**EXERCISE TASK:** Copy out the listing in full, exactly as written, but not its pictures.

*-*-*

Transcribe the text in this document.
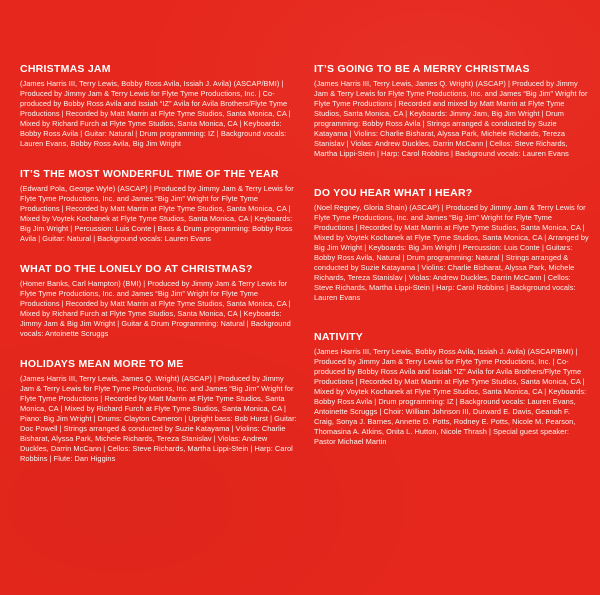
CHRISTMAS JAM

(James Harris III, Terry Lewis, Bobby Ross Avila, Issiah J. Avila) (ASCAP/BMI) | Produced by Jimmy Jam & Terry Lewis for Flyte Tyme Productions, Inc. | Co-produced by Bobby Ross Avila and Issiah “IZ” Avila for Avila Brothers/Flyte Tyme Productions | Recorded by Matt Marrin at Flyte Tyme Studios, Santa Monica, CA | Mixed by Richard Furch at Flyte Tyme Studios, Santa Monica, CA | Keyboards: Bobby Ross Avila | Guitar: Natural | Drum programming: IZ | Background vocals: Lauren Evans, Bobby Ross Avila, Big Jim Wright

IT’S THE MOST WONDERFUL TIME OF THE YEAR

(Edward Pola, George Wyle) (ASCAP) | Produced by Jimmy Jam & Terry Lewis for Flyte Tyme Productions, Inc. and James “Big Jim” Wright for Flyte Tyme Productions | Recorded by Matt Marrin at Flyte Tyme Studios, Santa Monica, CA | Mixed by Voytek Kochanek at Flyte Tyme Studios, Santa Monica, CA | Keyboards: Big Jim Wright | Percussion: Luis Conte | Bass & Drum programming: Bobby Ross Avila | Guitar: Natural | Background vocals: Lauren Evans

WHAT DO THE LONELY DO AT CHRISTMAS?

(Homer Banks, Carl Hampton) (BMI) | Produced by Jimmy Jam & Terry Lewis for Flyte Tyme Productions, Inc. and James “Big Jim” Wright for Flyte Tyme Productions | Recorded by Matt Marrin at Flyte Tyme Studios, Santa Monica, CA | Mixed by Richard Furch at Flyte Tyme Studios, Santa Monica, CA | Keyboards: Jimmy Jam & Big Jim Wright | Guitar & Drum Programming: Natural | Background vocals: Antoinette Scruggs

HOLIDAYS MEAN MORE TO ME

(James Harris III, Terry Lewis, James Q. Wright) (ASCAP) | Produced by Jimmy Jam & Terry Lewis for Flyte Tyme Productions, Inc. and James “Big Jim” Wright for Flyte Tyme Productions | Recorded by Matt Marrin at Flyte Tyme Studios, Santa Monica, CA | Mixed by Richard Furch at Flyte Tyme Studios, Santa Monica, CA | Piano: Big Jim Wright | Drums: Clayton Cameron | Upright bass: Bob Hurst | Guitar: Doc Powell | Strings arranged & conducted by Suzie Katayama | Violins: Charlie Bisharat, Alyssa Park, Michele Richards, Tereza Stanislav | Violas: Andrew Duckles, Darrin McCann | Cellos: Steve Richards, Martha Lippi-Stein | Harp: Carol Robbins | Flute: Dan Higgins

IT’S GOING TO BE A MERRY CHRISTMAS

(James Harris III, Terry Lewis, James Q. Wright) (ASCAP) | Produced by Jimmy Jam & Terry Lewis for Flyte Tyme Productions, Inc. and James “Big Jim” Wright for Flyte Tyme Productions | Recorded and mixed by Matt Marrin at Flyte Tyme Studios, Santa Monica, CA | Keyboards: Jimmy Jam, Big Jim Wright | Drum programming: Bobby Ross Avila | Strings arranged & conducted by Suzie Katayama | Violins: Charlie Bisharat, Alyssa Park, Michele Richards, Tereza Stanislav | Violas: Andrew Duckles, Darrin McCann | Cellos: Steve Richards, Martha Lippi-Stein | Harp: Carol Robbins | Background vocals: Lauren Evans

DO YOU HEAR WHAT I HEAR?

(Noel Regney, Gloria Shain) (ASCAP) | Produced by Jimmy Jam & Terry Lewis for Flyte Tyme Productions, Inc. and James “Big Jim” Wright for Flyte Tyme Productions | Recorded by Matt Marrin at Flyte Tyme Studios, Santa Monica, CA | Mixed by Voytek Kochanek at Flyte Tyme Studios, Santa Monica, CA | Arranged by Big Jim Wright | Keyboards: Big Jim Wright | Percussion: Luis Conte | Guitars: Bobby Ross Avila, Natural | Drum programming: Natural | Strings arranged & conducted by Suzie Katayama | Violins: Charlie Bisharat, Alyssa Park, Michele Richards, Tereza Stanislav | Violas: Andrew Duckles, Darrin McCann | Cellos: Steve Richards, Martha Lippi-Stein | Harp: Carol Robbins | Background vocals: Lauren Evans

NATIVITY

(James Harris III, Terry Lewis, Bobby Ross Avila, Issiah J. Avila) (ASCAP/BMI) | Produced by Jimmy Jam & Terry Lewis for Flyte Tyme Productions, Inc. | Co-produced by Bobby Ross Avila and Issiah “IZ” Avila for Avila Brothers/Flyte Tyme Productions | Recorded by Matt Marrin at Flyte Tyme Studios, Santa Monica, CA | Mixed by Voytek Kochanek at Flyte Tyme Studios, Santa Monica, CA | Keyboards: Bobby Ross Avila | Drum programming: IZ | Background vocals: Lauren Evans, Antoinette Scruggs | Choir: William Johnson III, Durward E. Davis, Geanah F. Craig, Sonya J. Barnes, Annette D. Potts, Rodney E. Potts, Nicole M. Pearson, Thomasina A. Atkins, Onita L. Hutton, Nicole Thrash | Special guest speaker: Pastor Michael Martin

*-*-*

**WRITTEN REPLY:**
Transcribe the text in this document.
CHRISTMAS JAM

(James Harris III, Terry Lewis, Bobby Ross Avila, Issiah J. Avila) (ASCAP/BMI) | Produced by Jimmy Jam & Terry Lewis for Flyte Tyme Productions, Inc. | Co-produced by Bobby Ross Avila and Issiah “IZ” Avila for Avila Brothers/Flyte Tyme Productions | Recorded by Matt Marrin at Flyte Tyme Studios, Santa Monica, CA | Mixed by Richard Furch at Flyte Tyme Studios, Santa Monica, CA | Keyboards: Bobby Ross Avila | Guitar: Natural | Drum programming: IZ | Background vocals: Lauren Evans, Bobby Ross Avila, Big Jim Wright

IT’S THE MOST WONDERFUL TIME OF THE YEAR

(Edward Pola, George Wyle) (ASCAP) | Produced by Jimmy Jam & Terry Lewis for Flyte Tyme Productions, Inc. and James “Big Jim” Wright for Flyte Tyme Productions | Recorded by Matt Marrin at Flyte Tyme Studios, Santa Monica, CA | Mixed by Voytek Kochanek at Flyte Tyme Studios, Santa Monica, CA | Keyboards: Big Jim Wright | Percussion: Luis Conte | Bass & Drum programming: Bobby Ross Avila | Guitar: Natural | Background vocals: Lauren Evans

WHAT DO THE LONELY DO AT CHRISTMAS?

(Homer Banks, Carl Hampton) (BMI) | Produced by Jimmy Jam & Terry Lewis for Flyte Tyme Productions, Inc. and James “Big Jim” Wright for Flyte Tyme Productions | Recorded by Matt Marrin at Flyte Tyme Studios, Santa Monica, CA | Mixed by Richard Furch at Flyte Tyme Studios, Santa Monica, CA | Keyboards: Jimmy Jam & Big Jim Wright | Guitar & Drum Programming: Natural | Background vocals: Antoinette Scruggs

HOLIDAYS MEAN MORE TO ME

(James Harris III, Terry Lewis, James Q. Wright) (ASCAP) | Produced by Jimmy Jam & Terry Lewis for Flyte Tyme Productions, Inc. and James “Big Jim” Wright for Flyte Tyme Productions | Recorded by Matt Marrin at Flyte Tyme Studios, Santa Monica, CA | Mixed by Richard Furch at Flyte Tyme Studios, Santa Monica, CA | Piano: Big Jim Wright | Drums: Clayton Cameron | Upright bass: Bob Hurst | Guitar: Doc Powell | Strings arranged & conducted by Suzie Katayama | Violins: Charlie Bisharat, Alyssa Park, Michele Richards, Tereza Stanislav | Violas: Andrew Duckles, Darrin McCann | Cellos: Steve Richards, Martha Lippi-Stein | Harp: Carol Robbins | Flute: Dan Higgins

IT’S GOING TO BE A MERRY CHRISTMAS

(James Harris III, Terry Lewis, James Q. Wright) (ASCAP) | Produced by Jimmy Jam & Terry Lewis for Flyte Tyme Productions, Inc. and James “Big Jim” Wright for Flyte Tyme Productions | Recorded and mixed by Matt Marrin at Flyte Tyme Studios, Santa Monica, CA | Keyboards: Jimmy Jam, Big Jim Wright | Drum programming: Bobby Ross Avila | Strings arranged & conducted by Suzie Katayama | Violins: Charlie Bisharat, Alyssa Park, Michele Richards, Tereza Stanislav | Violas: Andrew Duckles, Darrin McCann | Cellos: Steve Richards, Martha Lippi-Stein | Harp: Carol Robbins | Background vocals: Lauren Evans

DO YOU HEAR WHAT I HEAR?

(Noel Regney, Gloria Shain) (ASCAP) | Produced by Jimmy Jam & Terry Lewis for Flyte Tyme Productions, Inc. and James “Big Jim” Wright for Flyte Tyme Productions | Recorded by Matt Marrin at Flyte Tyme Studios, Santa Monica, CA | Mixed by Voytek Kochanek at Flyte Tyme Studios, Santa Monica, CA | Arranged by Big Jim Wright | Keyboards: Big Jim Wright | Percussion: Luis Conte | Guitars: Bobby Ross Avila, Natural | Drum programming: Natural | Strings arranged & conducted by Suzie Katayama | Violins: Charlie Bisharat, Alyssa Park, Michele Richards, Tereza Stanislav | Violas: Andrew Duckles, Darrin McCann | Cellos: Steve Richards, Martha Lippi-Stein | Harp: Carol Robbins | Background vocals: Lauren Evans

NATIVITY

(James Harris III, Terry Lewis, Bobby Ross Avila, Issiah J. Avila) (ASCAP/BMI) | Produced by Jimmy Jam & Terry Lewis for Flyte Tyme Productions, Inc. | Co-produced by Bobby Ross Avila and Issiah “IZ” Avila for Avila Brothers/Flyte Tyme Productions | Recorded by Matt Marrin at Flyte Tyme Studios, Santa Monica, CA | Mixed by Voytek Kochanek at Flyte Tyme Studios, Santa Monica, CA | Keyboards: Bobby Ross Avila | Drum programming: IZ | Background vocals: Lauren Evans, Antoinette Scruggs | Choir: William Johnson III, Durward E. Davis, Geanah F. Craig, Sonya J. Barnes, Annette D. Potts, Rodney E. Potts, Nicole M. Pearson, Thomasina A. Atkins, Onita L. Hutton, Nicole Thrash | Special guest speaker: Pastor Michael Martin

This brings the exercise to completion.